▸ **PROBLEM REQUIREMENTS**
From the listing below, extract each line containing the string "Магистральная".

▸ **DATA EXTRACT**
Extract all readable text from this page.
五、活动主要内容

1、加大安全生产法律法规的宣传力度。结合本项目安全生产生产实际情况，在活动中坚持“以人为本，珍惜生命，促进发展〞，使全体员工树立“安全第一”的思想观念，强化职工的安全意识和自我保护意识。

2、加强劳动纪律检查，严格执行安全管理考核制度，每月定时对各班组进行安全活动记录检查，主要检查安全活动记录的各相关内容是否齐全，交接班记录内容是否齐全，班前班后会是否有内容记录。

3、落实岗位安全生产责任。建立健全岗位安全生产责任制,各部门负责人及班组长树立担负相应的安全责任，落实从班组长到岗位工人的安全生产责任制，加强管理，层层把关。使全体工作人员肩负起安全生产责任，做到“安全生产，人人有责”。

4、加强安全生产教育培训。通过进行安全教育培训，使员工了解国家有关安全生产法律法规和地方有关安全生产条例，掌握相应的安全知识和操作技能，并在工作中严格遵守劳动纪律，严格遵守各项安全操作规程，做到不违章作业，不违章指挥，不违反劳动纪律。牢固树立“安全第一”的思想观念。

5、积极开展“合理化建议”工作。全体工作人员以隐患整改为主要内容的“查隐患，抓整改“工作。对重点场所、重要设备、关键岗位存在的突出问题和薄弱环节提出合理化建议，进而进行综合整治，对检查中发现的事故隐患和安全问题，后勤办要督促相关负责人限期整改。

* * *

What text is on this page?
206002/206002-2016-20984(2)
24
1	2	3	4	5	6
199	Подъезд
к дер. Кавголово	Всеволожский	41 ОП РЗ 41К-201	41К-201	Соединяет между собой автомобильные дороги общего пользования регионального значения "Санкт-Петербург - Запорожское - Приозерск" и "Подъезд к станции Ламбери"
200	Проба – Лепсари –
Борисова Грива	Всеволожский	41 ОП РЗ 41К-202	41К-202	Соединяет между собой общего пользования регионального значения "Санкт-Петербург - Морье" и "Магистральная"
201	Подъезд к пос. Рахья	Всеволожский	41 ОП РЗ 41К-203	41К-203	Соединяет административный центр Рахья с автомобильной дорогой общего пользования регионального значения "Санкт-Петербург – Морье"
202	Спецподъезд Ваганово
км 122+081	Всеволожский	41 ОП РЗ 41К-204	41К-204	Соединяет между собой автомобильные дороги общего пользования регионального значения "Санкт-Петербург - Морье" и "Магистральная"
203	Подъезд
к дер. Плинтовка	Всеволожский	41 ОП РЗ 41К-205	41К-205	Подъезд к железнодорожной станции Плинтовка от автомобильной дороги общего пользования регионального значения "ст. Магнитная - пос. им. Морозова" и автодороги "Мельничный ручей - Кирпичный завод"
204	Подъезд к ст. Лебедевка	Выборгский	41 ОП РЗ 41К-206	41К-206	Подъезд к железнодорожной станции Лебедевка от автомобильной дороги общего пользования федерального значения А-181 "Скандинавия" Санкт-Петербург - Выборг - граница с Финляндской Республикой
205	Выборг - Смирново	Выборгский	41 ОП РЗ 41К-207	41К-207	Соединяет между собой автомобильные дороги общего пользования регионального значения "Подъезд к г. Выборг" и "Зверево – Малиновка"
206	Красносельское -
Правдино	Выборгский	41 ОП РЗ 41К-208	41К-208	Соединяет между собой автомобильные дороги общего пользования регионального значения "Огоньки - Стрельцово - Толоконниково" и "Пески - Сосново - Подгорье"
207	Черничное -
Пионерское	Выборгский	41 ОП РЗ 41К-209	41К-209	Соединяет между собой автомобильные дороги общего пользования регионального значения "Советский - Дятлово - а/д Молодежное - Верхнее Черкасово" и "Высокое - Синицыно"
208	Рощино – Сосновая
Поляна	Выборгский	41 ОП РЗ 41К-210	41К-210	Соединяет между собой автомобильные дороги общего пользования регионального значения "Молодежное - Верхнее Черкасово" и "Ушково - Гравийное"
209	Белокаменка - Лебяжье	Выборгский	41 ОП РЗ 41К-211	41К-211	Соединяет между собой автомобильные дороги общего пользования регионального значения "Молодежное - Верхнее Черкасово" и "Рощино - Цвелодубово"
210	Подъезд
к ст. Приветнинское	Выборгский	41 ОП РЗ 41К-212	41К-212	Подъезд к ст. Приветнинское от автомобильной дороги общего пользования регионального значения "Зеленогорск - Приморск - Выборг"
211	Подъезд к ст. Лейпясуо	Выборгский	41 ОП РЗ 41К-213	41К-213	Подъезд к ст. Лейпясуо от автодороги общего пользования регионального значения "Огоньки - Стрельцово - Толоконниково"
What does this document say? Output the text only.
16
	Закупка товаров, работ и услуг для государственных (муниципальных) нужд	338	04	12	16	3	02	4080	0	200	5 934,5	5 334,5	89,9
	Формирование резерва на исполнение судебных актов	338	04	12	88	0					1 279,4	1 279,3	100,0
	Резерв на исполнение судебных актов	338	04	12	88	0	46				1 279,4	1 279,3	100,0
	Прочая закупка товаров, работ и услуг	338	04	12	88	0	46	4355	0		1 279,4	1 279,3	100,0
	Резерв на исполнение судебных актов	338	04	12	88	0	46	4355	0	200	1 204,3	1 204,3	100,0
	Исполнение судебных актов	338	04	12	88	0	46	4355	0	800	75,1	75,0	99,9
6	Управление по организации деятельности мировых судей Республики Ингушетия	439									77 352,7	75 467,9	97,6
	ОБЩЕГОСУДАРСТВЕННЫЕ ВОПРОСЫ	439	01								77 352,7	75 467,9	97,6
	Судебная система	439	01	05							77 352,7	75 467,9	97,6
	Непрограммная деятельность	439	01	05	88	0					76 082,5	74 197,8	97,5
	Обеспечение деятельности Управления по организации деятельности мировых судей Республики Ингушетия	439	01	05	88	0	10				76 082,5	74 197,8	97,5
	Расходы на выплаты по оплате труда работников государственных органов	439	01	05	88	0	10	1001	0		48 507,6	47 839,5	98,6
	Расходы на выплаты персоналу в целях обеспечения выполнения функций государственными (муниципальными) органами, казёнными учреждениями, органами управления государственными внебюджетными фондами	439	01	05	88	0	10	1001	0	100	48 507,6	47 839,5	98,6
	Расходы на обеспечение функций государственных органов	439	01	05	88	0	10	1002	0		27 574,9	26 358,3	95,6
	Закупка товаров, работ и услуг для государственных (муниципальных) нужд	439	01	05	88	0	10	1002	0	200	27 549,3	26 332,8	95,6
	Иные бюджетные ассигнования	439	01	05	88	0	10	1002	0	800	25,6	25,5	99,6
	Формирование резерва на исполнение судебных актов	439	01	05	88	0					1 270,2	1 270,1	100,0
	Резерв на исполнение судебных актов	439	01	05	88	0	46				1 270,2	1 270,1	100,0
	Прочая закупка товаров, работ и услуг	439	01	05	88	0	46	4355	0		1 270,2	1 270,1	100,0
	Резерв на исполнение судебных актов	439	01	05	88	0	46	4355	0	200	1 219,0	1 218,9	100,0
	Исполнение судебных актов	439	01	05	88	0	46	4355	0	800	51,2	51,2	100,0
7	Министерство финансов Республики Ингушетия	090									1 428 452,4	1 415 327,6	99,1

▸ **OUTPUT OF THE TASK**
Борисова Грива	Всеволожский	41 ОП РЗ 41К-202	41К-202	Соединяет между собой общего пользования регионального значения "Санкт-Петербург - Морье" и "Магистральная"
км 122+081	Всеволожский	41 ОП РЗ 41К-204	41К-204	Соединяет между собой автомобильные дороги общего пользования регионального значения "Санкт-Петербург - Морье" и "Магистральная"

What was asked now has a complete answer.